Objective: List all lines of the data that include the string "value".

— START Exercise material —

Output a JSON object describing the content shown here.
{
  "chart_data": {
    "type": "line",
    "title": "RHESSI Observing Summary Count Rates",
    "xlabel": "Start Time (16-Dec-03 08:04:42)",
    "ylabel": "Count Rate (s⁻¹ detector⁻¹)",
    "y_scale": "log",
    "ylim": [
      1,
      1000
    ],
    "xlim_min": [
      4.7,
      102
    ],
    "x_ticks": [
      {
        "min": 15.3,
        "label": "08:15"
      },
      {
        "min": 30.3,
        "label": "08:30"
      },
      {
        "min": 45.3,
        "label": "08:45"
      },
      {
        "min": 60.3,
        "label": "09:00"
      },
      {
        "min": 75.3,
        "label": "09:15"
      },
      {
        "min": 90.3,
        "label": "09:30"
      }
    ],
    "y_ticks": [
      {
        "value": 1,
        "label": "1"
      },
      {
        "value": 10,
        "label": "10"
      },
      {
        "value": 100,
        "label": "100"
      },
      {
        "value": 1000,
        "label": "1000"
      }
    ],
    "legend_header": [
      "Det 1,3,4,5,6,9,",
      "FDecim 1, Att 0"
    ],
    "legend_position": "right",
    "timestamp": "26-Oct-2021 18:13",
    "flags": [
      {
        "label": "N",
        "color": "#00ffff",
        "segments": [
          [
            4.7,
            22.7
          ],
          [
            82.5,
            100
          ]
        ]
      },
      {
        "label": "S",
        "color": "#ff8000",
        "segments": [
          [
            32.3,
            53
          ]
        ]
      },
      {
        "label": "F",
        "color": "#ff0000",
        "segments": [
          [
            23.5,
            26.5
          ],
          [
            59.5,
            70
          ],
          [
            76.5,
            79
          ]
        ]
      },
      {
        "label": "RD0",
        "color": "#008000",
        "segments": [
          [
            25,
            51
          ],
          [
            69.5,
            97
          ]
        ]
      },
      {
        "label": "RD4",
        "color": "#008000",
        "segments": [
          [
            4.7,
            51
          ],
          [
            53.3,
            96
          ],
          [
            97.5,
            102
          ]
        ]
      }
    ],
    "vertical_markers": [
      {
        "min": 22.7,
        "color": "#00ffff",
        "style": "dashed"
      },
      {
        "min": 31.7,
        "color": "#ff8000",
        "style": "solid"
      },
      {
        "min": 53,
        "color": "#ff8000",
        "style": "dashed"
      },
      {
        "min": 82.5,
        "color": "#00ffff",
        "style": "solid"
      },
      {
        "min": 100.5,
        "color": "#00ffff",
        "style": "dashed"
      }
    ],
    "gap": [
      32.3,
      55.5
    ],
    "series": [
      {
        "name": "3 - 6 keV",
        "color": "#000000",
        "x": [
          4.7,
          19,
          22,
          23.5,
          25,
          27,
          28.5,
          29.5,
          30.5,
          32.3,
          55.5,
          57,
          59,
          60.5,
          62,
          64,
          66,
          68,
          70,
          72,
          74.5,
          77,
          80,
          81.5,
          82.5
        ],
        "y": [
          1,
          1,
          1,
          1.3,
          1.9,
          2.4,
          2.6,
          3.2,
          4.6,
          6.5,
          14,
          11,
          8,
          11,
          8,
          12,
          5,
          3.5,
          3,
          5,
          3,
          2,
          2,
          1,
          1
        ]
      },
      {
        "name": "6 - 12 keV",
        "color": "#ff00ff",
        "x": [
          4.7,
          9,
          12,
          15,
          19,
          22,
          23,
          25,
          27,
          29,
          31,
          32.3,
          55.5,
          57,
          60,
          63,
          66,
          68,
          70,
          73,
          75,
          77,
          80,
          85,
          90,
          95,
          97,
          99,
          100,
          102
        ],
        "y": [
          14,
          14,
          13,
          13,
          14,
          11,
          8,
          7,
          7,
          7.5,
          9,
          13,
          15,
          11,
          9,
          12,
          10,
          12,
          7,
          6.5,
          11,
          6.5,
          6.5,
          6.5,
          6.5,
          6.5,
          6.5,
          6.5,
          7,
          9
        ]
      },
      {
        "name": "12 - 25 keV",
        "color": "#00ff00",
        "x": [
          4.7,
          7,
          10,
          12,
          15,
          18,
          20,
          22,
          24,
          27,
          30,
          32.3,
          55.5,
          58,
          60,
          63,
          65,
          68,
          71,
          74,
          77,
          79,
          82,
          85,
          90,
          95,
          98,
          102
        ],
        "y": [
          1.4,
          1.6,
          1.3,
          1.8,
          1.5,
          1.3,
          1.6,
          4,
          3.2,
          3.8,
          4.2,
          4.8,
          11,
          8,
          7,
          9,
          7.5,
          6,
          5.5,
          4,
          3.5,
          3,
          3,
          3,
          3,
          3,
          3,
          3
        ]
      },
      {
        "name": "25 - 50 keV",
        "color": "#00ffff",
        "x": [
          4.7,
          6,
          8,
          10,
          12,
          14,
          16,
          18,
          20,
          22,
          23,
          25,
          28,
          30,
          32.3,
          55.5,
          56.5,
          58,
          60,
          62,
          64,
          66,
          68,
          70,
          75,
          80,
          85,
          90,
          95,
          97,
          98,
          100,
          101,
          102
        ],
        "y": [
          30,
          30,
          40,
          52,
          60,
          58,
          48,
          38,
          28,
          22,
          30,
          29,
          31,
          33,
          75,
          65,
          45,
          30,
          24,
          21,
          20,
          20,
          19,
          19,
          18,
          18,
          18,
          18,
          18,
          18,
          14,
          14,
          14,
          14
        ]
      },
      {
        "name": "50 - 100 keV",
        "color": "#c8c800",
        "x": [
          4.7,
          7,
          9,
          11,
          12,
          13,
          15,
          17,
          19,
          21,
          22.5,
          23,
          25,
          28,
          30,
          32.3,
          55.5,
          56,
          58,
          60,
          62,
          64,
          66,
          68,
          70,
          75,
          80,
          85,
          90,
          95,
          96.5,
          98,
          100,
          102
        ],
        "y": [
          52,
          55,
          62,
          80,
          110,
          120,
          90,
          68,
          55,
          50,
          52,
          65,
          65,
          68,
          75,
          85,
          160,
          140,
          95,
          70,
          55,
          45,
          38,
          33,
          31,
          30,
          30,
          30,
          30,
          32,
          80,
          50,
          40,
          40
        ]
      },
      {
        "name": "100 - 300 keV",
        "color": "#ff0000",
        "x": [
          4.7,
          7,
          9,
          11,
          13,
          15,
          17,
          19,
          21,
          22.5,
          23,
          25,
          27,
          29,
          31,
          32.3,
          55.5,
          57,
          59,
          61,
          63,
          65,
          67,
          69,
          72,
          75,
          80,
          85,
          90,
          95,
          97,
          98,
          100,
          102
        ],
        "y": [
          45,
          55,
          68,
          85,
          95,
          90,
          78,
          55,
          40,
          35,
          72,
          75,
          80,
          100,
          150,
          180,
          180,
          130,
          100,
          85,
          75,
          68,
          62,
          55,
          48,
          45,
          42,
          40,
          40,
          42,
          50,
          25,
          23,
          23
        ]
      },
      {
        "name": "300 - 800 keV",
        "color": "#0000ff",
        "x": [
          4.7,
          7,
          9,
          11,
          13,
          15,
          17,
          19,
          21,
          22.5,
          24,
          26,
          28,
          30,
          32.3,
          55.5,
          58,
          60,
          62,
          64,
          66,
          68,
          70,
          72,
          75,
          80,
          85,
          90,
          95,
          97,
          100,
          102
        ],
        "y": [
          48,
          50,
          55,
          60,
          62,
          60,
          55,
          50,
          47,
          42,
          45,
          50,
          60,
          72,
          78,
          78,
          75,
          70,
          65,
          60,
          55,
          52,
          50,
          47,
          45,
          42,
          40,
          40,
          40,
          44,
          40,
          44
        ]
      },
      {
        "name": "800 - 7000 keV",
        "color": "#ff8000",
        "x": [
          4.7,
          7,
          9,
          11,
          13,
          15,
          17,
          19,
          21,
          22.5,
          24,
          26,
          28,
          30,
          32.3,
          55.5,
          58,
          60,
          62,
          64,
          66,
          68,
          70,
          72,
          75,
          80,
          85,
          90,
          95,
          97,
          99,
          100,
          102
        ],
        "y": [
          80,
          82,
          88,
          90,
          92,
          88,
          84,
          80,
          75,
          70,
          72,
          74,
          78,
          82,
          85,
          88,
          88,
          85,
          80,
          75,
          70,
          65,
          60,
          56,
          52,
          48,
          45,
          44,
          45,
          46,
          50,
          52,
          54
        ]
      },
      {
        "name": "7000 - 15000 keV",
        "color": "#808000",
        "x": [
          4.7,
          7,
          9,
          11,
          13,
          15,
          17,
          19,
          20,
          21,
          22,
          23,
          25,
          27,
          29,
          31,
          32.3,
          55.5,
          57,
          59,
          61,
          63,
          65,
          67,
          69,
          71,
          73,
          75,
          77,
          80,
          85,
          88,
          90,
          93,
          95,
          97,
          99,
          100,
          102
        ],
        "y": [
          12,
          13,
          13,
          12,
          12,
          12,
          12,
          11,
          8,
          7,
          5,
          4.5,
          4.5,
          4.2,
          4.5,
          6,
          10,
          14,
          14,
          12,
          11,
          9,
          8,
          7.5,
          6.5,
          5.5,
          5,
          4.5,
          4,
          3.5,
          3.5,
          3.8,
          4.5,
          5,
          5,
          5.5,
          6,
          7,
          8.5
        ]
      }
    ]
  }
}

— END Exercise material —

Complete output:
        "value": 1,
        "value": 10,
        "value": 100,
        "value": 1000,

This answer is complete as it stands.